◆ INPUT
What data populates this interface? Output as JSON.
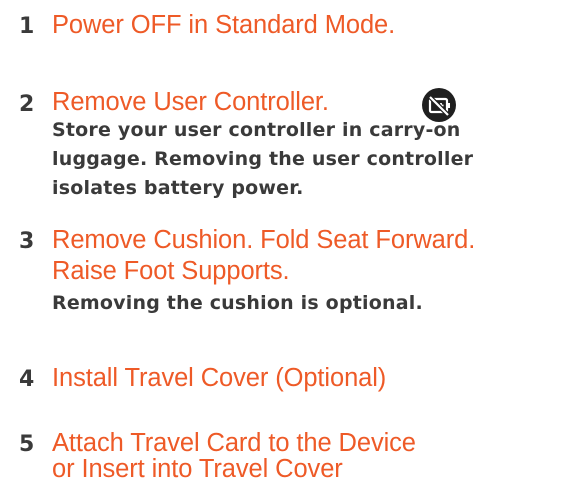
{
  "steps": [
    {
      "number": "1",
      "title_lines": [
        "Power OFF in Standard Mode."
      ],
      "desc_lines": []
    },
    {
      "number": "2",
      "title_lines": [
        "Remove User Controller."
      ],
      "desc_lines": [
        "Store your user controller in carry-on",
        "luggage. Removing the user controller",
        "isolates battery power."
      ],
      "icon": "battery-disconnected-icon"
    },
    {
      "number": "3",
      "title_lines": [
        "Remove Cushion. Fold Seat Forward.",
        "Raise Foot Supports."
      ],
      "desc_lines": [
        "Removing the cushion is optional."
      ]
    },
    {
      "number": "4",
      "title_lines": [
        "Install Travel Cover (Optional)"
      ],
      "desc_lines": []
    },
    {
      "number": "5",
      "title_lines": [
        "Attach Travel Card to the Device",
        "or Insert into Travel Cover"
      ],
      "desc_lines": []
    }
  ],
  "colors": {
    "title": "#ee5a27",
    "text": "#3a3a3a",
    "icon_bg": "#1f1f1f"
  }
}
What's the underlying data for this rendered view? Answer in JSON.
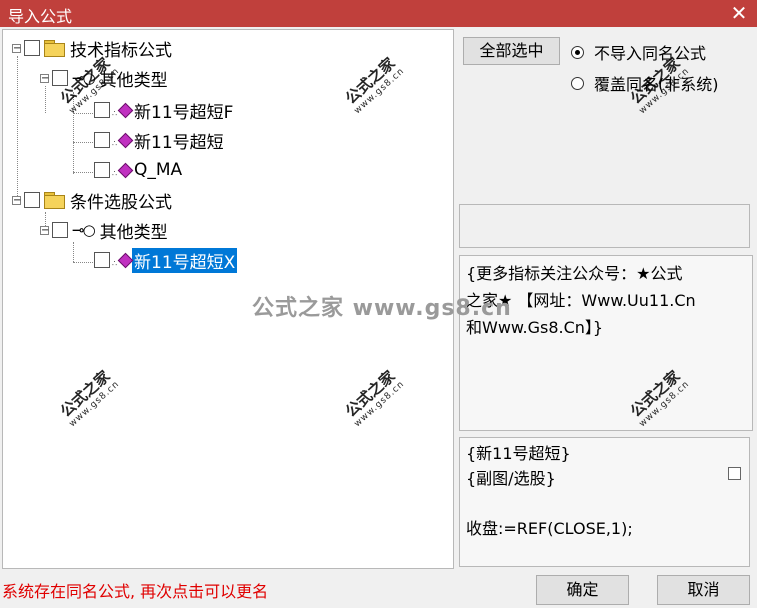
{
  "window": {
    "title": "导入公式",
    "close_glyph": "✕"
  },
  "tree": {
    "nodes": [
      {
        "id": "group1",
        "label": "技术指标公式"
      },
      {
        "id": "group1_sub",
        "label": "其他类型"
      },
      {
        "id": "item1",
        "label": "新11号超短F"
      },
      {
        "id": "item2",
        "label": "新11号超短"
      },
      {
        "id": "item3",
        "label": "Q_MA"
      },
      {
        "id": "group2",
        "label": "条件选股公式"
      },
      {
        "id": "group2_sub",
        "label": "其他类型"
      },
      {
        "id": "item4",
        "label": "新11号超短X",
        "selected": true
      }
    ],
    "expand_glyph": "−"
  },
  "controls": {
    "select_all": "全部选中",
    "radio_skip": "不导入同名公式",
    "radio_overwrite": "覆盖同名(非系统)",
    "selected_option": "radio_skip"
  },
  "description": {
    "line1": "{更多指标关注公众号：★公式",
    "line2": "之家★ 【网址：Www.Uu11.Cn",
    "line3": "和Www.Gs8.Cn】}"
  },
  "code": {
    "line1": "{新11号超短}",
    "line2": "{副图/选股}",
    "line3": "",
    "line4": "收盘:=REF(CLOSE,1);"
  },
  "footer": {
    "status": "系统存在同名公式, 再次点击可以更名",
    "ok": "确定",
    "cancel": "取消"
  },
  "watermark": {
    "brand": "公式之家",
    "site": "www.gs8.cn",
    "banner": "公式之家 www.gs8.cn"
  },
  "colors": {
    "titlebar": "#c0403c",
    "selection": "#0078d7",
    "status": "#e00000"
  }
}
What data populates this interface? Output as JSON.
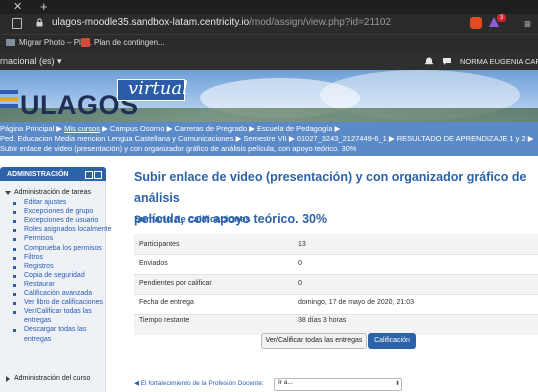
{
  "browser": {
    "url_host": "ulagos-moodle35.sandbox-latam.centricity.io",
    "url_path": "/mod/assign/view.php?id=21102",
    "bookmarks": [
      "Migrar Photo – Pla...",
      "Plan de contingen..."
    ],
    "extension_badge": "3"
  },
  "topnav": {
    "language": "rnacional (es) ▾",
    "user_name": "NORMA EUGENIA CARDEN"
  },
  "banner": {
    "logo_word": "ULAGOS",
    "logo_tag": "virtual"
  },
  "breadcrumb": {
    "line1": [
      "Página Principal",
      "Mis cursos",
      "Campus Osorno",
      "Carreras de Pregrado",
      "Escuela de Pedagogía"
    ],
    "line2": [
      "Ped. Educacion Media mencion Lengua Castellana y Comunicaciones",
      "Semestre VII",
      "01027_3243_2127449-6_1",
      "RESULTADO DE APRENDIZAJE 1 y 2"
    ],
    "line3": "Subir enlace de video (presentación) y con organizador gráfico de análisis película, con apoyo teórico. 30%"
  },
  "sidebar": {
    "title": "ADMINISTRACIÓN",
    "section1": "Administración de tareas",
    "items": [
      "Editar ajustes",
      "Excepciones de grupo",
      "Excepciones de usuario",
      "Roles asignados localmente",
      "Permisos",
      "Comprueba los permisos",
      "Filtros",
      "Registros",
      "Copia de seguridad",
      "Restaurar",
      "Calificación avanzada",
      "Ver libro de calificaciones",
      "Ver/Calificar todas las",
      "entregas",
      "Descargar todas las",
      "entregas"
    ],
    "section2": "Administración del curso"
  },
  "main": {
    "title_line1": "Subir enlace de video (presentación) y con organizador gráfico de análisis",
    "title_line2": "película, con apoyo teórico. 30%",
    "summary_title": "Sumario de calificaciones",
    "rows": [
      {
        "label": "Participantes",
        "value": "13"
      },
      {
        "label": "Enviados",
        "value": "0"
      },
      {
        "label": "Pendientes por calificar",
        "value": "0"
      },
      {
        "label": "Fecha de entrega",
        "value": "domingo, 17 de mayo de 2020, 21:03"
      },
      {
        "label": "Tiempo restante",
        "value": "38 días 3 horas"
      }
    ],
    "btn_view_all": "Ver/Calificar todas las entregas",
    "btn_grade": "Calificación",
    "prev_activity": "◀ El fortalecimiento de la Profesión Docente:",
    "goto_placeholder": "Ir a..."
  }
}
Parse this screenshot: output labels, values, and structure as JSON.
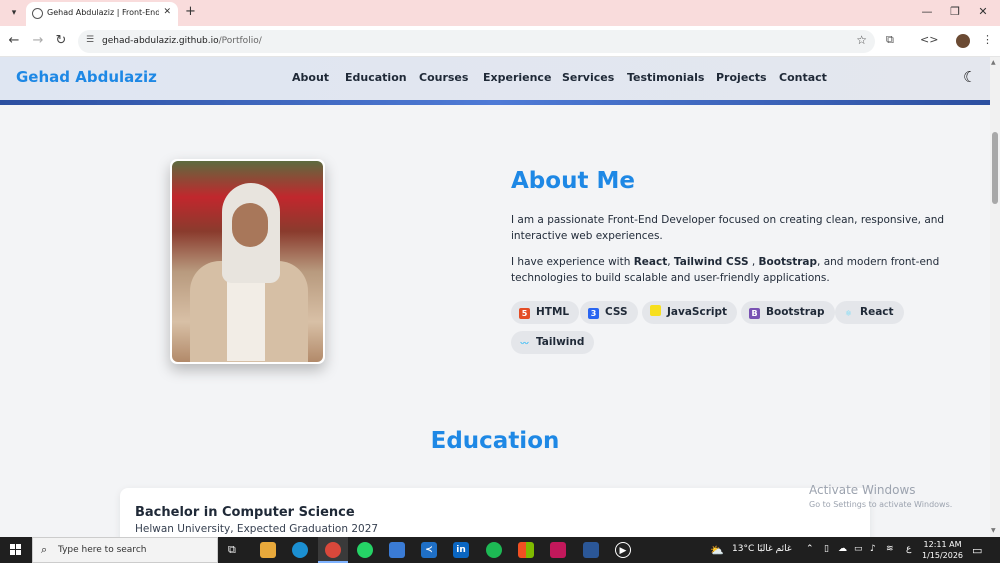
{
  "browser": {
    "tab_title": "Gehad Abdulaziz | Front-End D",
    "url_host": "gehad-abdulaziz.github.io",
    "url_path": "/Portfolio/"
  },
  "site": {
    "logo": "Gehad Abdulaziz",
    "nav": [
      "About",
      "Education",
      "Courses",
      "Experience",
      "Services",
      "Testimonials",
      "Projects",
      "Contact"
    ]
  },
  "about": {
    "title": "About Me",
    "para1": "I am a passionate Front-End Developer focused on creating clean, responsive, and interactive web experiences.",
    "para2_prefix": "I have experience with ",
    "para2_react": "React",
    "para2_sep1": ", ",
    "para2_tailwind": "Tailwind CSS",
    "para2_sep2": " , ",
    "para2_bootstrap": "Bootstrap",
    "para2_suffix": ", and modern front-end technologies to build scalable and user-friendly applications.",
    "skills": [
      {
        "label": "HTML",
        "icon": "html5-icon",
        "color": "#e44d26"
      },
      {
        "label": "CSS",
        "icon": "css3-icon",
        "color": "#2965f1"
      },
      {
        "label": "JavaScript",
        "icon": "javascript-icon",
        "color": "#f7df1e"
      },
      {
        "label": "Bootstrap",
        "icon": "bootstrap-icon",
        "color": "#7952b3"
      },
      {
        "label": "React",
        "icon": "react-icon",
        "color": "#61dafb"
      },
      {
        "label": "Tailwind",
        "icon": "tailwind-icon",
        "color": "#38bdf8"
      }
    ]
  },
  "education": {
    "title": "Education",
    "degree": "Bachelor in Computer Science",
    "school": "Helwan University, Expected Graduation 2027"
  },
  "watermark": {
    "title": "Activate Windows",
    "subtitle": "Go to Settings to activate Windows."
  },
  "taskbar": {
    "search_placeholder": "Type here to search",
    "weather": "13°C  غائم غالبًا",
    "lang": "ع",
    "time": "12:11 AM",
    "date": "1/15/2026"
  },
  "colors": {
    "accent": "#1e88e5",
    "header_bar": "#2c4fa0"
  }
}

◆ WHAT NEEDS TO BE DONE
Repeat the material above in full and unchanged, minus its images.

◆ ANSWER TO THE PROBLEM
What data populates this interface? Output as JSON.
{
  "steps": [
    {
      "number": "1",
      "title_lines": [
        "Power OFF in Standard Mode."
      ],
      "desc_lines": []
    },
    {
      "number": "2",
      "title_lines": [
        "Remove User Controller."
      ],
      "desc_lines": [
        "Store your user controller in carry-on",
        "luggage. Removing the user controller",
        "isolates battery power."
      ],
      "icon": "battery-disconnected-icon"
    },
    {
      "number": "3",
      "title_lines": [
        "Remove Cushion. Fold Seat Forward.",
        "Raise Foot Supports."
      ],
      "desc_lines": [
        "Removing the cushion is optional."
      ]
    },
    {
      "number": "4",
      "title_lines": [
        "Install Travel Cover (Optional)"
      ],
      "desc_lines": []
    },
    {
      "number": "5",
      "title_lines": [
        "Attach Travel Card to the Device",
        "or Insert into Travel Cover"
      ],
      "desc_lines": []
    }
  ],
  "colors": {
    "title": "#ee5a27",
    "text": "#3a3a3a",
    "icon_bg": "#1f1f1f"
  }
}
What's the underlying data for this rendered view? Answer in JSON.
{
  "window": {
    "title": "导入公式",
    "close_glyph": "✕"
  },
  "tree": {
    "nodes": [
      {
        "id": "group1",
        "label": "技术指标公式"
      },
      {
        "id": "group1_sub",
        "label": "其他类型"
      },
      {
        "id": "item1",
        "label": "新11号超短F"
      },
      {
        "id": "item2",
        "label": "新11号超短"
      },
      {
        "id": "item3",
        "label": "Q_MA"
      },
      {
        "id": "group2",
        "label": "条件选股公式"
      },
      {
        "id": "group2_sub",
        "label": "其他类型"
      },
      {
        "id": "item4",
        "label": "新11号超短X",
        "selected": true
      }
    ],
    "expand_glyph": "−"
  },
  "controls": {
    "select_all": "全部选中",
    "radio_skip": "不导入同名公式",
    "radio_overwrite": "覆盖同名(非系统)",
    "selected_option": "radio_skip"
  },
  "description": {
    "line1": "{更多指标关注公众号：★公式",
    "line2": "之家★ 【网址：Www.Uu11.Cn",
    "line3": "和Www.Gs8.Cn】}"
  },
  "code": {
    "line1": "{新11号超短}",
    "line2": "{副图/选股}",
    "line3": "",
    "line4": "收盘:=REF(CLOSE,1);"
  },
  "footer": {
    "status": "系统存在同名公式, 再次点击可以更名",
    "ok": "确定",
    "cancel": "取消"
  },
  "watermark": {
    "brand": "公式之家",
    "site": "www.gs8.cn",
    "banner": "公式之家 www.gs8.cn"
  },
  "colors": {
    "titlebar": "#c0403c",
    "selection": "#0078d7",
    "status": "#e00000"
  }
}
What data populates this interface? Output as JSON.
{
  "browser": {
    "url_host": "ulagos-moodle35.sandbox-latam.centricity.io",
    "url_path": "/mod/assign/view.php?id=21102",
    "bookmarks": [
      "Migrar Photo – Pla...",
      "Plan de contingen..."
    ],
    "extension_badge": "3"
  },
  "topnav": {
    "language": "rnacional (es) ▾",
    "user_name": "NORMA EUGENIA CARDEN"
  },
  "banner": {
    "logo_word": "ULAGOS",
    "logo_tag": "virtual"
  },
  "breadcrumb": {
    "line1": [
      "Página Principal",
      "Mis cursos",
      "Campus Osorno",
      "Carreras de Pregrado",
      "Escuela de Pedagogía"
    ],
    "line2": [
      "Ped. Educacion Media mencion Lengua Castellana y Comunicaciones",
      "Semestre VII",
      "01027_3243_2127449-6_1",
      "RESULTADO DE APRENDIZAJE 1 y 2"
    ],
    "line3": "Subir enlace de video (presentación) y con organizador gráfico de análisis película, con apoyo teórico. 30%"
  },
  "sidebar": {
    "title": "ADMINISTRACIÓN",
    "section1": "Administración de tareas",
    "items": [
      "Editar ajustes",
      "Excepciones de grupo",
      "Excepciones de usuario",
      "Roles asignados localmente",
      "Permisos",
      "Comprueba los permisos",
      "Filtros",
      "Registros",
      "Copia de seguridad",
      "Restaurar",
      "Calificación avanzada",
      "Ver libro de calificaciones",
      "Ver/Calificar todas las",
      "entregas",
      "Descargar todas las",
      "entregas"
    ],
    "section2": "Administración del curso"
  },
  "main": {
    "title_line1": "Subir enlace de video (presentación) y con organizador gráfico de análisis",
    "title_line2": "película, con apoyo teórico. 30%",
    "summary_title": "Sumario de calificaciones",
    "rows": [
      {
        "label": "Participantes",
        "value": "13"
      },
      {
        "label": "Enviados",
        "value": "0"
      },
      {
        "label": "Pendientes por calificar",
        "value": "0"
      },
      {
        "label": "Fecha de entrega",
        "value": "domingo, 17 de mayo de 2020, 21:03"
      },
      {
        "label": "Tiempo restante",
        "value": "38 días 3 horas"
      }
    ],
    "btn_view_all": "Ver/Calificar todas las entregas",
    "btn_grade": "Calificación",
    "prev_activity": "◀ El fortalecimiento de la Profesión Docente:",
    "goto_placeholder": "Ir a..."
  }
}
Parse this screenshot: output labels, values, and structure as JSON.
{
  "browser": {
    "tab_title": "Gehad Abdulaziz | Front-End D",
    "url_host": "gehad-abdulaziz.github.io",
    "url_path": "/Portfolio/"
  },
  "site": {
    "logo": "Gehad Abdulaziz",
    "nav": [
      "About",
      "Education",
      "Courses",
      "Experience",
      "Services",
      "Testimonials",
      "Projects",
      "Contact"
    ]
  },
  "about": {
    "title": "About Me",
    "para1": "I am a passionate Front-End Developer focused on creating clean, responsive, and interactive web experiences.",
    "para2_prefix": "I have experience with ",
    "para2_react": "React",
    "para2_sep1": ", ",
    "para2_tailwind": "Tailwind CSS",
    "para2_sep2": " , ",
    "para2_bootstrap": "Bootstrap",
    "para2_suffix": ", and modern front-end technologies to build scalable and user-friendly applications.",
    "skills": [
      {
        "label": "HTML",
        "icon": "html5-icon",
        "color": "#e44d26"
      },
      {
        "label": "CSS",
        "icon": "css3-icon",
        "color": "#2965f1"
      },
      {
        "label": "JavaScript",
        "icon": "javascript-icon",
        "color": "#f7df1e"
      },
      {
        "label": "Bootstrap",
        "icon": "bootstrap-icon",
        "color": "#7952b3"
      },
      {
        "label": "React",
        "icon": "react-icon",
        "color": "#61dafb"
      },
      {
        "label": "Tailwind",
        "icon": "tailwind-icon",
        "color": "#38bdf8"
      }
    ]
  },
  "education": {
    "title": "Education",
    "degree": "Bachelor in Computer Science",
    "school": "Helwan University, Expected Graduation 2027"
  },
  "watermark": {
    "title": "Activate Windows",
    "subtitle": "Go to Settings to activate Windows."
  },
  "taskbar": {
    "search_placeholder": "Type here to search",
    "weather": "13°C  غائم غالبًا",
    "lang": "ع",
    "time": "12:11 AM",
    "date": "1/15/2026"
  },
  "colors": {
    "accent": "#1e88e5",
    "header_bar": "#2c4fa0"
  }
}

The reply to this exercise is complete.